DATA FOR PROCESSING:
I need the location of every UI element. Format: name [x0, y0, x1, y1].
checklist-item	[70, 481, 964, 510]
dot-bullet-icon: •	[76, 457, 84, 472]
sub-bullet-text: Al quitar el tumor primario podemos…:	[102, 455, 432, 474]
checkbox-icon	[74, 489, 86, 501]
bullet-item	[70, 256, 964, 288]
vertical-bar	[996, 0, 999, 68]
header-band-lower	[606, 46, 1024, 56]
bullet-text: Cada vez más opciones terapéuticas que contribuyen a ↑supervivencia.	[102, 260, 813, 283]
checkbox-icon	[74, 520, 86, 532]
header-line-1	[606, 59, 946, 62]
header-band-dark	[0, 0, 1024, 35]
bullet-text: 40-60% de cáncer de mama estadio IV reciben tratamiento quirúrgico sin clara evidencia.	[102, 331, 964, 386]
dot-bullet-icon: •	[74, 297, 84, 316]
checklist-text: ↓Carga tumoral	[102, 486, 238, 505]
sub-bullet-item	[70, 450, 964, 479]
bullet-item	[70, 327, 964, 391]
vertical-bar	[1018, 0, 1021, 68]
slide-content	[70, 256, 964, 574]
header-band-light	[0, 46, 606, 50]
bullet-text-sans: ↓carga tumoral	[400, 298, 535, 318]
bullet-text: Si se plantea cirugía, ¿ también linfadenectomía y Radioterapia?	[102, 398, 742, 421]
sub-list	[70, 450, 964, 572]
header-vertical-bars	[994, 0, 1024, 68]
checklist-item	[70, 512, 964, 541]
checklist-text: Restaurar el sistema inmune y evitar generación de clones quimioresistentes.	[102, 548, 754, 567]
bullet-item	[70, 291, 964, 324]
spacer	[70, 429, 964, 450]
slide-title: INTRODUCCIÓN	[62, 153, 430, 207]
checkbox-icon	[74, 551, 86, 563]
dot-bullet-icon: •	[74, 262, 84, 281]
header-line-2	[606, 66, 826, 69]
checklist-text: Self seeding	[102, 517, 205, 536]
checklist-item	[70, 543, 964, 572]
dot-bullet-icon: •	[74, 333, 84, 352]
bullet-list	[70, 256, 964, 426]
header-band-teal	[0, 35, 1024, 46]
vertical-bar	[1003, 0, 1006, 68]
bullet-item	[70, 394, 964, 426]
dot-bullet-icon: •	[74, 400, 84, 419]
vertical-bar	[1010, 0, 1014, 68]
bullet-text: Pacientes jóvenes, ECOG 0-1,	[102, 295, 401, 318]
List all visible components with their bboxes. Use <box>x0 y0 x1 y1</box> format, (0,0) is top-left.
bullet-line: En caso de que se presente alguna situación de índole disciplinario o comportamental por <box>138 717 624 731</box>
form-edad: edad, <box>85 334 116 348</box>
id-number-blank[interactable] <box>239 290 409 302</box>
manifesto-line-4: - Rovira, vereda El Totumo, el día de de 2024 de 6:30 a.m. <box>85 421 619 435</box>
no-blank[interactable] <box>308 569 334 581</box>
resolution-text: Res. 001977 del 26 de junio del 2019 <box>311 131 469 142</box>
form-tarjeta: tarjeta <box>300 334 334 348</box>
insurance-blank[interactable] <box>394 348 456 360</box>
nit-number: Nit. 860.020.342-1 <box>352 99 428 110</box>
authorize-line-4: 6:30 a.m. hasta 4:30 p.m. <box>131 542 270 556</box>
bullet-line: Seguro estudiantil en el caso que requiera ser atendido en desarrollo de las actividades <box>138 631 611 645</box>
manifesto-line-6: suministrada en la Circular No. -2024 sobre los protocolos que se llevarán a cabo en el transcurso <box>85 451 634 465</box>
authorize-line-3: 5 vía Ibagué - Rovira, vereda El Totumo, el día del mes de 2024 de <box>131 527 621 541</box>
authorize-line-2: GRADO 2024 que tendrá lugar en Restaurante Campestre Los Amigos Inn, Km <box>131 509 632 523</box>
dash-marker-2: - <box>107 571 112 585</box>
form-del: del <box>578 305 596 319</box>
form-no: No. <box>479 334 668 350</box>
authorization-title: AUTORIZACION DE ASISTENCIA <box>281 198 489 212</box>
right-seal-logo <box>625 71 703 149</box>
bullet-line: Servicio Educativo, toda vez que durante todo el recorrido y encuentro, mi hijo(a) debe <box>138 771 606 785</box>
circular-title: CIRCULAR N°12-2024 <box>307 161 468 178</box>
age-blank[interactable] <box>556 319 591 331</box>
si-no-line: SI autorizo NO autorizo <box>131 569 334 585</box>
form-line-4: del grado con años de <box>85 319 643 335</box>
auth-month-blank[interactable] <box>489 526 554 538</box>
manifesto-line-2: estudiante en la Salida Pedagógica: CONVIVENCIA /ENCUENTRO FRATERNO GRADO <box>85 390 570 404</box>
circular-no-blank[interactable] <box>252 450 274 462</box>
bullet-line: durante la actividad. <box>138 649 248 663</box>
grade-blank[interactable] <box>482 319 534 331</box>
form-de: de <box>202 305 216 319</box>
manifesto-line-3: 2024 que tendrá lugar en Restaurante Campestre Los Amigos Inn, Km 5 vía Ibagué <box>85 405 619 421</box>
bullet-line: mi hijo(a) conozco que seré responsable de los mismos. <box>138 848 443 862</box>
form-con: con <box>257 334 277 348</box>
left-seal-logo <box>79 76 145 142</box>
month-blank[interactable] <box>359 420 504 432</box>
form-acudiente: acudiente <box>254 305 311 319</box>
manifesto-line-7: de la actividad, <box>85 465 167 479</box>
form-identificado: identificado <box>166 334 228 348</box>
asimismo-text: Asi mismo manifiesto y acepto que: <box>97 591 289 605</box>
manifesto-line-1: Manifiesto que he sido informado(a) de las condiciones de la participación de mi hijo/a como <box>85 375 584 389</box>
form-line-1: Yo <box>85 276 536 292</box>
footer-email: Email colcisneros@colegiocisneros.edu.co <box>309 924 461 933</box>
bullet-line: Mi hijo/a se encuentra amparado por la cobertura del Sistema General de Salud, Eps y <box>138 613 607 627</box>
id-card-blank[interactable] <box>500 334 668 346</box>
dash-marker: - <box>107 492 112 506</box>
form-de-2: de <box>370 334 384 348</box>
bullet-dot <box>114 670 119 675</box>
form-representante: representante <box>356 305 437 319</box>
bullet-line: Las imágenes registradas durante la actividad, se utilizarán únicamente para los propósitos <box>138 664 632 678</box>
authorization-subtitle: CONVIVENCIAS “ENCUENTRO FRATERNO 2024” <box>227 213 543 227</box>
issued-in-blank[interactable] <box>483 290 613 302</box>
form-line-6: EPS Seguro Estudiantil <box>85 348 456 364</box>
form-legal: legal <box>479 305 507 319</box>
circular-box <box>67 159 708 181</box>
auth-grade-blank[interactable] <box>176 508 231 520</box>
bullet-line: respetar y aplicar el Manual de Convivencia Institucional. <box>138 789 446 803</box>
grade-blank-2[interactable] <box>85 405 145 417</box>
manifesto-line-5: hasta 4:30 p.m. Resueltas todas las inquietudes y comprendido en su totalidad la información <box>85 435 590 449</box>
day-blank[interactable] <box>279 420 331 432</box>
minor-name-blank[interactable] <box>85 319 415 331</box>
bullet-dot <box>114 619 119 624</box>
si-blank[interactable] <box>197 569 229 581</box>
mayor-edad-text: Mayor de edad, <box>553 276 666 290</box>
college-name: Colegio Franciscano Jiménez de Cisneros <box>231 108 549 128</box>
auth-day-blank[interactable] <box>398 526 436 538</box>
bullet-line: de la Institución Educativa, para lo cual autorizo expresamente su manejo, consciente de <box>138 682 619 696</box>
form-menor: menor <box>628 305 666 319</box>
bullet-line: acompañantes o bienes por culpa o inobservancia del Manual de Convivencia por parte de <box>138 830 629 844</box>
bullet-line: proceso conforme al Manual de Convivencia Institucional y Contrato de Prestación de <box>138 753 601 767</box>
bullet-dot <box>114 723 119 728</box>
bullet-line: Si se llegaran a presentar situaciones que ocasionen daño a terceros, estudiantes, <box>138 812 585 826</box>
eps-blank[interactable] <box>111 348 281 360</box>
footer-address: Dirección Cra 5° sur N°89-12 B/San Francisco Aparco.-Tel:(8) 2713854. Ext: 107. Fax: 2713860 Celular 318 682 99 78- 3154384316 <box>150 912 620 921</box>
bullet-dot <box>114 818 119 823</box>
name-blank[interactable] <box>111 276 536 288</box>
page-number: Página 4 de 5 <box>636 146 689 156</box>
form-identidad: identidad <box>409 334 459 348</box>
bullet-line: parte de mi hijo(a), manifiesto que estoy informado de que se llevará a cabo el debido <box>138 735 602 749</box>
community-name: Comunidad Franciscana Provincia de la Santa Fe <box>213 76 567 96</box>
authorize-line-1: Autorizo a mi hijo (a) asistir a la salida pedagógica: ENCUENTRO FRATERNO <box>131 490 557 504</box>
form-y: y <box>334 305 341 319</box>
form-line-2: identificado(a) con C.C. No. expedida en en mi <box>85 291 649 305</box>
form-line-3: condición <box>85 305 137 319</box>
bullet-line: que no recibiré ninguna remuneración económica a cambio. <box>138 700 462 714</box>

EXERCISE DETAILS: From the entries, copy every line in which the string "Seguro" can be found.

RESPONSE TO THIS EXERCISE:
bullet-line: Seguro estudiantil en el caso que requiera ser atendido en desarrollo de las actividades <box>138 631 611 645</box>
form-line-6: EPS Seguro Estudiantil <box>85 348 456 364</box>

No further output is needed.